▼
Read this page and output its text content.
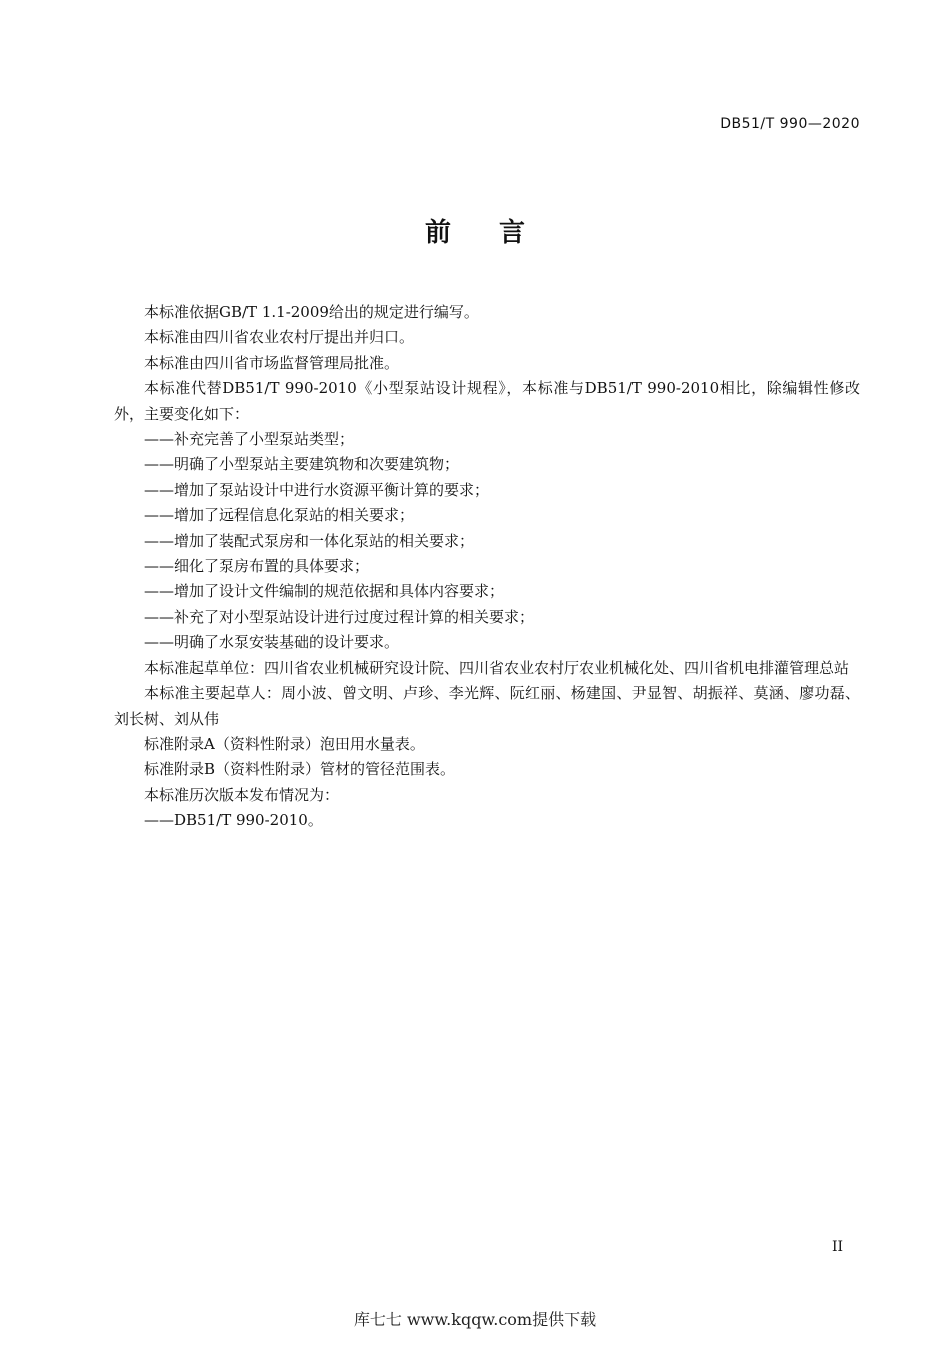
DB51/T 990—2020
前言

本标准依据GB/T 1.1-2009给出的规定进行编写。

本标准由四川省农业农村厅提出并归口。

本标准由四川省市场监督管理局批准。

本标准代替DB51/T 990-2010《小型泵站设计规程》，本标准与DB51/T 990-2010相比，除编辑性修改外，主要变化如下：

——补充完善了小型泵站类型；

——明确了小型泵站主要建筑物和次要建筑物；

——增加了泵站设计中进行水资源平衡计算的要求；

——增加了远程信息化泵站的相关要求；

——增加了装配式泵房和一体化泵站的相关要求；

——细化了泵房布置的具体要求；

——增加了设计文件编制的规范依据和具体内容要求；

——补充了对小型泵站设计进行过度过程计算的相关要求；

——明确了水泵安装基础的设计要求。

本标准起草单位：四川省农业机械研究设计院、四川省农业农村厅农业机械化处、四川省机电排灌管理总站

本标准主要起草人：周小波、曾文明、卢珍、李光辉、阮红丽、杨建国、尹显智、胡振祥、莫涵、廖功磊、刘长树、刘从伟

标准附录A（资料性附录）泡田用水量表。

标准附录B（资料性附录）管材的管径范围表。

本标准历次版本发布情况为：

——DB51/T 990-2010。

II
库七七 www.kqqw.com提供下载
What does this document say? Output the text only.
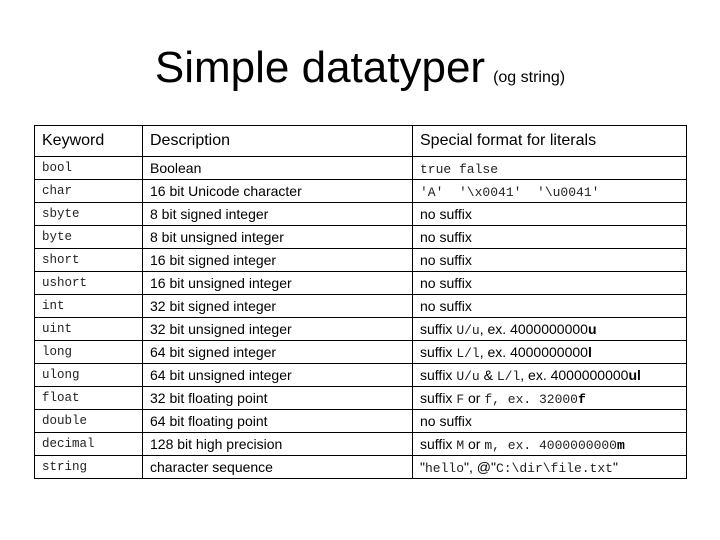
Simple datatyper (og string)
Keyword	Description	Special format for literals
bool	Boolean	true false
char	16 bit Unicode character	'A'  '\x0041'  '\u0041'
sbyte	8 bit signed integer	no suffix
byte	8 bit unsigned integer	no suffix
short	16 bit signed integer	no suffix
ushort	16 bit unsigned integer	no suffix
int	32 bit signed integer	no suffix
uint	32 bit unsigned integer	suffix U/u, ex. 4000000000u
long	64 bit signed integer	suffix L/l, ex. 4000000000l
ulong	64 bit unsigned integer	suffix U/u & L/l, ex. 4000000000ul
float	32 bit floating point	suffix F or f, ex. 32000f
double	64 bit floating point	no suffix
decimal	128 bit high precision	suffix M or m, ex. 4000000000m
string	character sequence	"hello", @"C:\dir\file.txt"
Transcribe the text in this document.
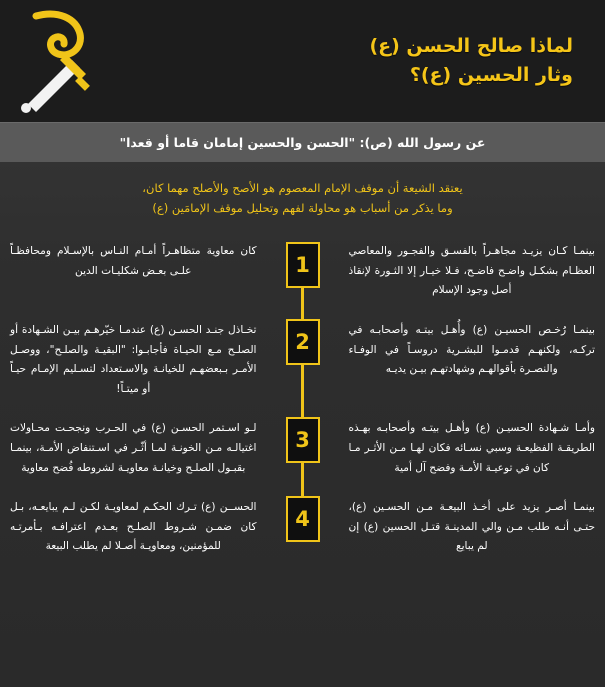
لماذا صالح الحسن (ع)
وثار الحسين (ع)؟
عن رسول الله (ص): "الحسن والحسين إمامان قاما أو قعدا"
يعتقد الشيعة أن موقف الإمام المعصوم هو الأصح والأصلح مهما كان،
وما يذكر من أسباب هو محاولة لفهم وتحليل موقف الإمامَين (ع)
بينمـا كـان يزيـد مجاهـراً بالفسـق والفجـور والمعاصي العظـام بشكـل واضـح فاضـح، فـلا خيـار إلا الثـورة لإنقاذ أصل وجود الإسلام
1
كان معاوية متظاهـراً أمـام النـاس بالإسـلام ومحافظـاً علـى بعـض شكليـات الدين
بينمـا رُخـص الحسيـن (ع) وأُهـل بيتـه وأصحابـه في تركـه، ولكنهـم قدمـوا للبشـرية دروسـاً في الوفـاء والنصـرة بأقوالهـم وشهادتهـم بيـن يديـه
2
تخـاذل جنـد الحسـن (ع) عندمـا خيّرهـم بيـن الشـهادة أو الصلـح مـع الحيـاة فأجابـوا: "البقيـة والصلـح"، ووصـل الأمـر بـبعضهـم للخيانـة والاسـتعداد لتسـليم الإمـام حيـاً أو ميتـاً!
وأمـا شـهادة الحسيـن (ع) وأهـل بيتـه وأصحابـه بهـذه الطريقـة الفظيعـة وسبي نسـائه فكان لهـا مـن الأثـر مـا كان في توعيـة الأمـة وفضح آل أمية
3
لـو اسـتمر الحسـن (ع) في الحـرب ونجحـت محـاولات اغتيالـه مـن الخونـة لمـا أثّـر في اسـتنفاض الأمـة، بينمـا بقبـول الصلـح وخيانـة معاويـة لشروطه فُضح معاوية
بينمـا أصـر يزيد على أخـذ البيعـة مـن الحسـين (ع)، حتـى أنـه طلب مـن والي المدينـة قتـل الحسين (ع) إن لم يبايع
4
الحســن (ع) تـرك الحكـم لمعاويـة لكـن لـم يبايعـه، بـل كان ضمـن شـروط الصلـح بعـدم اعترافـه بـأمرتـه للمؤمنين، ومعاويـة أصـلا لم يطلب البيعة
▲
#### Task prompt:
Reproduce every record above exactly, omitting the pictures.

#### Response:
Read this page and output its text content.
DB51/T 990—2020
前言

本标准依据GB/T 1.1-2009给出的规定进行编写。

本标准由四川省农业农村厅提出并归口。

本标准由四川省市场监督管理局批准。

本标准代替DB51/T 990-2010《小型泵站设计规程》，本标准与DB51/T 990-2010相比，除编辑性修改外，主要变化如下：

——补充完善了小型泵站类型；

——明确了小型泵站主要建筑物和次要建筑物；

——增加了泵站设计中进行水资源平衡计算的要求；

——增加了远程信息化泵站的相关要求；

——增加了装配式泵房和一体化泵站的相关要求；

——细化了泵房布置的具体要求；

——增加了设计文件编制的规范依据和具体内容要求；

——补充了对小型泵站设计进行过度过程计算的相关要求；

——明确了水泵安装基础的设计要求。

本标准起草单位：四川省农业机械研究设计院、四川省农业农村厅农业机械化处、四川省机电排灌管理总站

本标准主要起草人：周小波、曾文明、卢珍、李光辉、阮红丽、杨建国、尹显智、胡振祥、莫涵、廖功磊、刘长树、刘从伟

标准附录A（资料性附录）泡田用水量表。

标准附录B（资料性附录）管材的管径范围表。

本标准历次版本发布情况为：

——DB51/T 990-2010。

II
库七七 www.kqqw.com提供下载
What does this document say? Output the text only.
Simple datatyper (og string)
Keyword	Description	Special format for literals
bool	Boolean	true false
char	16 bit Unicode character	'A'  '\x0041'  '\u0041'
sbyte	8 bit signed integer	no suffix
byte	8 bit unsigned integer	no suffix
short	16 bit signed integer	no suffix
ushort	16 bit unsigned integer	no suffix
int	32 bit signed integer	no suffix
uint	32 bit unsigned integer	suffix U/u, ex. 4000000000u
long	64 bit signed integer	suffix L/l, ex. 4000000000l
ulong	64 bit unsigned integer	suffix U/u & L/l, ex. 4000000000ul
float	32 bit floating point	suffix F or f, ex. 32000f
double	64 bit floating point	no suffix
decimal	128 bit high precision	suffix M or m, ex. 4000000000m
string	character sequence	"hello", @"C:\dir\file.txt"
Transcribe the text in this document.
لماذا صالح الحسن (ع)
وثار الحسين (ع)؟
عن رسول الله (ص): "الحسن والحسين إمامان قاما أو قعدا"
يعتقد الشيعة أن موقف الإمام المعصوم هو الأصح والأصلح مهما كان،
وما يذكر من أسباب هو محاولة لفهم وتحليل موقف الإمامَين (ع)
بينمـا كـان يزيـد مجاهـراً بالفسـق والفجـور والمعاصي العظـام بشكـل واضـح فاضـح، فـلا خيـار إلا الثـورة لإنقاذ أصل وجود الإسلام
1
كان معاوية متظاهـراً أمـام النـاس بالإسـلام ومحافظـاً علـى بعـض شكليـات الدين
بينمـا رُخـص الحسيـن (ع) وأُهـل بيتـه وأصحابـه في تركـه، ولكنهـم قدمـوا للبشـرية دروسـاً في الوفـاء والنصـرة بأقوالهـم وشهادتهـم بيـن يديـه
2
تخـاذل جنـد الحسـن (ع) عندمـا خيّرهـم بيـن الشـهادة أو الصلـح مـع الحيـاة فأجابـوا: "البقيـة والصلـح"، ووصـل الأمـر بـبعضهـم للخيانـة والاسـتعداد لتسـليم الإمـام حيـاً أو ميتـاً!
وأمـا شـهادة الحسيـن (ع) وأهـل بيتـه وأصحابـه بهـذه الطريقـة الفظيعـة وسبي نسـائه فكان لهـا مـن الأثـر مـا كان في توعيـة الأمـة وفضح آل أمية
3
لـو اسـتمر الحسـن (ع) في الحـرب ونجحـت محـاولات اغتيالـه مـن الخونـة لمـا أثّـر في اسـتنفاض الأمـة، بينمـا بقبـول الصلـح وخيانـة معاويـة لشروطه فُضح معاوية
بينمـا أصـر يزيد على أخـذ البيعـة مـن الحسـين (ع)، حتـى أنـه طلب مـن والي المدينـة قتـل الحسين (ع) إن لم يبايع
4
الحســن (ع) تـرك الحكـم لمعاويـة لكـن لـم يبايعـه، بـل كان ضمـن شـروط الصلـح بعـدم اعترافـه بـأمرتـه للمؤمنين، ومعاويـة أصـلا لم يطلب البيعة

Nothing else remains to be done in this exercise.